▶ _TEXT SHOWN_
###

The present work aims at an experimental evaluation of the convective heat-transfer coefficient for cutting fluids normally used in machining processes. The heat source provided by the metal cutting was simulated by electrical heating of the plate. The electric heating was selected to simulate the workpiece temperature of the milling process described by Luchesi¹⁸ and Luchesi and Coelho.¹⁹ Three different cooling conditions were used: the dry cooling system, the flooded cooling system and the MQL cooling system, as well as two different cutting fluids for each of the last two systems. In addition, the present work also discusses the most appropriate mathematical approach for the heat-conduction problem by calculating the Biot number for each cooling condition tested. If the Biot number results are lower than 0.1, this indicates that less than 5% error will be present when assuming a lumped model of transient heat transfer.^9,20,21 Using the lumped approach, the model of temperature results are much more simple since the elimination of spacewise temperature variation leads to simple exponential heating equations.²¹ For moderate to large values of Biot number, however, the temperature gradients within the solid are significant.⁵ A Biot number greater than 0.1 indicates a study of transient multidimensional conduction and differential formulation for the heat-transfer problem.²²

Experiments

Experimental system

Figure 1 shows a schematic of the experimental arrangement used to obtain heat-transfer coefficients in steady state adapted from a suggested method found in Incropera and Witt.⁵

Figure 1.

Experimental system: 1, steel plate 4340; 2, insulated box; 3, cooling system; 4, thermocouples; 5, transmitter TxBlock; 6, low-pass filter; 7, interface; 8, computer; 9, resistance; 10, adjustable resistor; 11, multimeter.

It uses a thin steel plate made of AISI 4340 with dimensions 51 $\times$ 43.8 mm with 3 mm of thickness and a thermal conductance of 44 W · m⁻² · K⁻¹, which was subjected to parallel flow of the coolant and simultaneous electrical heating in order to maintain the temperature surface $T_{s}$ greater than $T_{\infty}$ , the fluid temperature. The thin plate was totally thermoisolated, except on one flat face ( $A_{p} = 51 \times 43.8$ mm), which was subjected to the cooling system to be tested. The insulation material used was Al₂O₃ ceramic with around 20 mm of thickness. The temperatures $T_{s}$ and $T_{\infty}$ were measured by alumel–cromel thermocouples attached to an acquisition system. All the thermocouples were calibrated in a thermostat bath for the expected temperature range (between 293.15 and 368.15 K).

The surface temperature, $T_{s}$ , of the thin plate was measured at three points by embedded thermocouples located at $T_{1}$ , $T_{2}$ and $T_{3}$ , as shown in Figure 2. Then, $T_{s}$ was calculated by the arithmetic average of these three values. The electric heating system consisted of a Nikrothal-80 (3.7 $Ω \cdot$ m⁻¹) resistor (Figure 1, item 9) powered by a controlled voltage. The electric current was measured using a Fluke multimeter model IV series 89.

Figure 2.

Geometry of the steel plate 4340 and location of holes for insertion of thermocouples (dimensions in mm).

###

Page segmentation data:
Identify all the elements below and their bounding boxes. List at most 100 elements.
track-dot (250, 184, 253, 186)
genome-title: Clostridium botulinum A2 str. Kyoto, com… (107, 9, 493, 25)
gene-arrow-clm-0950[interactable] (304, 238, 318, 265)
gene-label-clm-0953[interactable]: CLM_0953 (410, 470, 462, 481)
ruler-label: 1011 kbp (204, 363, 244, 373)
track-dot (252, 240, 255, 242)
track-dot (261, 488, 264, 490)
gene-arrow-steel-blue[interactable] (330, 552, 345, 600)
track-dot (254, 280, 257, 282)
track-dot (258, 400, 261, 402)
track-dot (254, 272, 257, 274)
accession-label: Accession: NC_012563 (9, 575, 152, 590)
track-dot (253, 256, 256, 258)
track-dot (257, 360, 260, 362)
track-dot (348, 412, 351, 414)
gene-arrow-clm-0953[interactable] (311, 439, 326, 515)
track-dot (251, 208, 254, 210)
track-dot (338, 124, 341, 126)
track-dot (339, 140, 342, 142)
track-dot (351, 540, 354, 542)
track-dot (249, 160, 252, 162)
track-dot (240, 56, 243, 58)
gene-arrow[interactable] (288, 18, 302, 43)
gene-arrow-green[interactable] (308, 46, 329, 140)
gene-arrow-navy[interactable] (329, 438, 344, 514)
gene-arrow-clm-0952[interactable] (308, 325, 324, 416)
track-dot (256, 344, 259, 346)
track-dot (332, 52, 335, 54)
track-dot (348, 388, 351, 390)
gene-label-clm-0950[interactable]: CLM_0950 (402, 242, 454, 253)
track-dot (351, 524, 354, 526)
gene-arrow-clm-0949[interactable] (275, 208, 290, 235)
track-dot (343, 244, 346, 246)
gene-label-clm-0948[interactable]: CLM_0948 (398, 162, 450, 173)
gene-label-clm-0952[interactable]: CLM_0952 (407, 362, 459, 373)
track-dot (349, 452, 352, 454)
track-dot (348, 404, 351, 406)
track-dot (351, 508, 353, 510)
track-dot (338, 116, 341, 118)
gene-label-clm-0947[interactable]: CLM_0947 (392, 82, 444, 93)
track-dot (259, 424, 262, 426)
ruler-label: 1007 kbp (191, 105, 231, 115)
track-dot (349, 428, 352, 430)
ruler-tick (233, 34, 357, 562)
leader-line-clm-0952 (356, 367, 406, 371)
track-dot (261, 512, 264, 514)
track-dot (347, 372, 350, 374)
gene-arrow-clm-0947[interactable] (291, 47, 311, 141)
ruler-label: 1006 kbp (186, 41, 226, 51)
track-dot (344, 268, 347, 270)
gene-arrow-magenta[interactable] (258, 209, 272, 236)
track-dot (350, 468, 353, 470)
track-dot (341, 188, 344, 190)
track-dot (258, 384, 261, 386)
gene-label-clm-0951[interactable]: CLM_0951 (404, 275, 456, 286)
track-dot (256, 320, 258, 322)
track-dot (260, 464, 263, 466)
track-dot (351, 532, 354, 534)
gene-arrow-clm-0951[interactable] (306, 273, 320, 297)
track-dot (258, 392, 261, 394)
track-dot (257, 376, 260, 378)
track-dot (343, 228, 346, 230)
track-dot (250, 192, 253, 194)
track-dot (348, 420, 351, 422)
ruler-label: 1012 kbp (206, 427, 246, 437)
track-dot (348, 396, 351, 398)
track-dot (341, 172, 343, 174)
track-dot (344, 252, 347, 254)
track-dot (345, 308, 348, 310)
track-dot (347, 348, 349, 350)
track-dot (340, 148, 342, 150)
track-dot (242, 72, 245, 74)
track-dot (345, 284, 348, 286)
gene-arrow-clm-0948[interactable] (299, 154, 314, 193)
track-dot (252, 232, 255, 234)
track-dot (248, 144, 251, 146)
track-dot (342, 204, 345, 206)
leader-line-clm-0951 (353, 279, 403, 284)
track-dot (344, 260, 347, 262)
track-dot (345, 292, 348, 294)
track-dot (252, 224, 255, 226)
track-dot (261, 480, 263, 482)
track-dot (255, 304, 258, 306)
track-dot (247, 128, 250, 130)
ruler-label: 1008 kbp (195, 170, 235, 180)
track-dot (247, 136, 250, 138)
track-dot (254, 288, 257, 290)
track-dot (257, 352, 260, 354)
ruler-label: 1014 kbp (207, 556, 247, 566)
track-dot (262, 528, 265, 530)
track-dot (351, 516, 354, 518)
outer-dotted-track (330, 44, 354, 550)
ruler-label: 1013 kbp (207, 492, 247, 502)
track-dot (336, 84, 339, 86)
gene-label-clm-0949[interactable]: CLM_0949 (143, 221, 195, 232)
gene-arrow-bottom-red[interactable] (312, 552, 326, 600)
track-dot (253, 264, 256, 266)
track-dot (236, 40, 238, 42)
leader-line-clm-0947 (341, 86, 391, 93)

###

▶ _EXERCISE A_
Answer these about the cutting-fluid heat-transfer text:
(i) Below what Biot number is the error from a lumped model of transient heat transfer under 5%?
(ii) What insulation material was used, and about how thick was it?
(iii) How was the surface temperature of the thin plate obtained from its thermocouple readings?
▶ _EXERCISE B_
From the cutting-fluid heat-transfer text, pull out word for word the passage that starts at "It uses a thin" and stops after "and 368.15 K).".

▶ _ANSWER SPACE A_
(i) 0.1
(ii) Al₂O₃ ceramic, around 20 mm thick
(iii) It was the arithmetic average of the three values measured by embedded thermocouples at $T_{1}$, $T_{2}$ and $T_{3}$.

▶ _ANSWER SPACE B_
It uses a thin steel plate made of AISI 4340 with dimensions 51 $\times$ 43.8 mm with 3 mm of thickness and a thermal conductance of 44 W · m⁻² · K⁻¹, which was subjected to parallel flow of the coolant and simultaneous electrical heating in order to maintain the temperature surface $T_{s}$ greater than $T_{\infty}$ , the fluid temperature. The thin plate was totally thermoisolated, except on one flat face ( $A_{p} = 51 \times 43.8$ mm), which was subjected to the cooling system to be tested. The insulation material used was Al₂O₃ ceramic with around 20 mm of thickness. The temperatures $T_{s}$ and $T_{\infty}$ were measured by alumel–cromel thermocouples attached to an acquisition system. All the thermocouples were calibrated in a thermostat bath for the expected temperature range (between 293.15 and 368.15 K).